> _STATED TASK_: All entries are to be quoted exactly; the images stay out of the copy.

☆ ☆ ☆ ☆

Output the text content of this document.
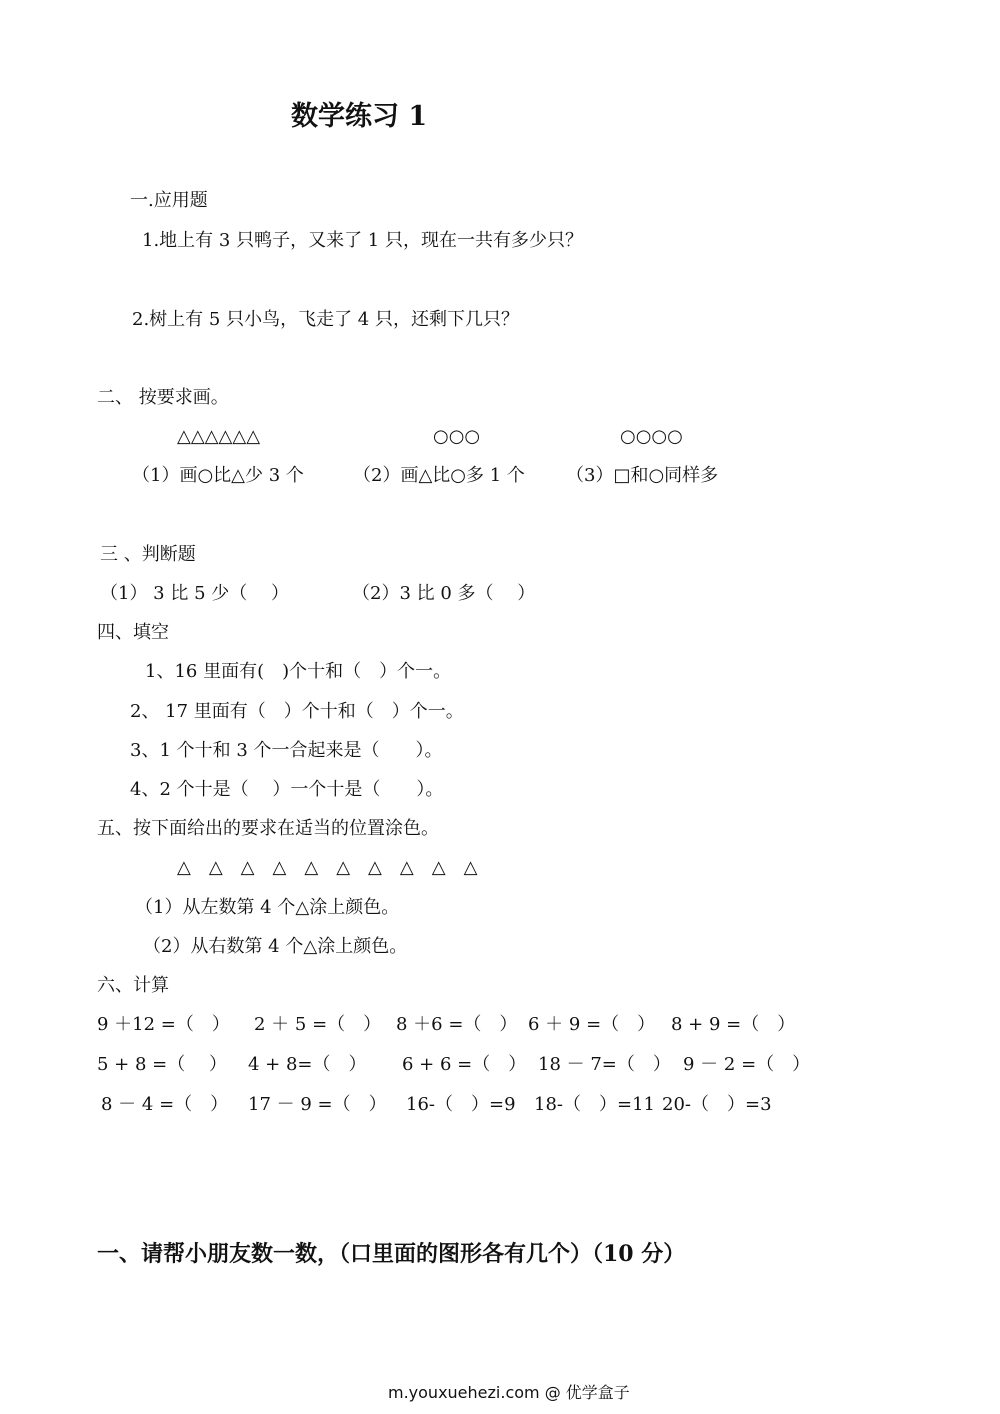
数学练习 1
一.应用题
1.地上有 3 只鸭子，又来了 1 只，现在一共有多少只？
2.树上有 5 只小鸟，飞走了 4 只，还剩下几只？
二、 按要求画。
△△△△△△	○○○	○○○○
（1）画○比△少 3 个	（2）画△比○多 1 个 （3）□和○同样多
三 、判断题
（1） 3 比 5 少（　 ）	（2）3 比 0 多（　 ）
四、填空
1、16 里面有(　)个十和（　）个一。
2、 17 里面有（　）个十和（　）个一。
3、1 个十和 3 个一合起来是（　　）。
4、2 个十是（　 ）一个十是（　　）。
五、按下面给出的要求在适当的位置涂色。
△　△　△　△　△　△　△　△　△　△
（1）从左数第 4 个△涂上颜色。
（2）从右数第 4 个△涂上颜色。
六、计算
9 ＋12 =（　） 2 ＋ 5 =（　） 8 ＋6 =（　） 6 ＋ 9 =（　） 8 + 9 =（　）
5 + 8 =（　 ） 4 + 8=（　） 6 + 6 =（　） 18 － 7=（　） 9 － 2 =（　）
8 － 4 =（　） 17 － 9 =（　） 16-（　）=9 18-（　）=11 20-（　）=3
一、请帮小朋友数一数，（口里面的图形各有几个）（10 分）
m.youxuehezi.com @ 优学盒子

☆ ☆ ☆ ☆

> _RESPONSE TO THIS EXERCISE_:
Output the text content of this document.
数学练习 1
一.应用题
1.地上有 3 只鸭子，又来了 1 只，现在一共有多少只？
2.树上有 5 只小鸟，飞走了 4 只，还剩下几只？
二、 按要求画。
△△△△△△	○○○	○○○○
（1）画○比△少 3 个	（2）画△比○多 1 个 （3）□和○同样多
三 、判断题
（1） 3 比 5 少（　 ）	（2）3 比 0 多（　 ）
四、填空
1、16 里面有(　)个十和（　）个一。
2、 17 里面有（　）个十和（　）个一。
3、1 个十和 3 个一合起来是（　　）。
4、2 个十是（　 ）一个十是（　　）。
五、按下面给出的要求在适当的位置涂色。
△　△　△　△　△　△　△　△　△　△
（1）从左数第 4 个△涂上颜色。
（2）从右数第 4 个△涂上颜色。
六、计算
9 ＋12 =（　） 2 ＋ 5 =（　） 8 ＋6 =（　） 6 ＋ 9 =（　） 8 + 9 =（　）
5 + 8 =（　 ） 4 + 8=（　） 6 + 6 =（　） 18 － 7=（　） 9 － 2 =（　）
8 － 4 =（　） 17 － 9 =（　） 16-（　）=9 18-（　）=11 20-（　）=3
一、请帮小朋友数一数，（口里面的图形各有几个）（10 分）
m.youxuehezi.com @ 优学盒子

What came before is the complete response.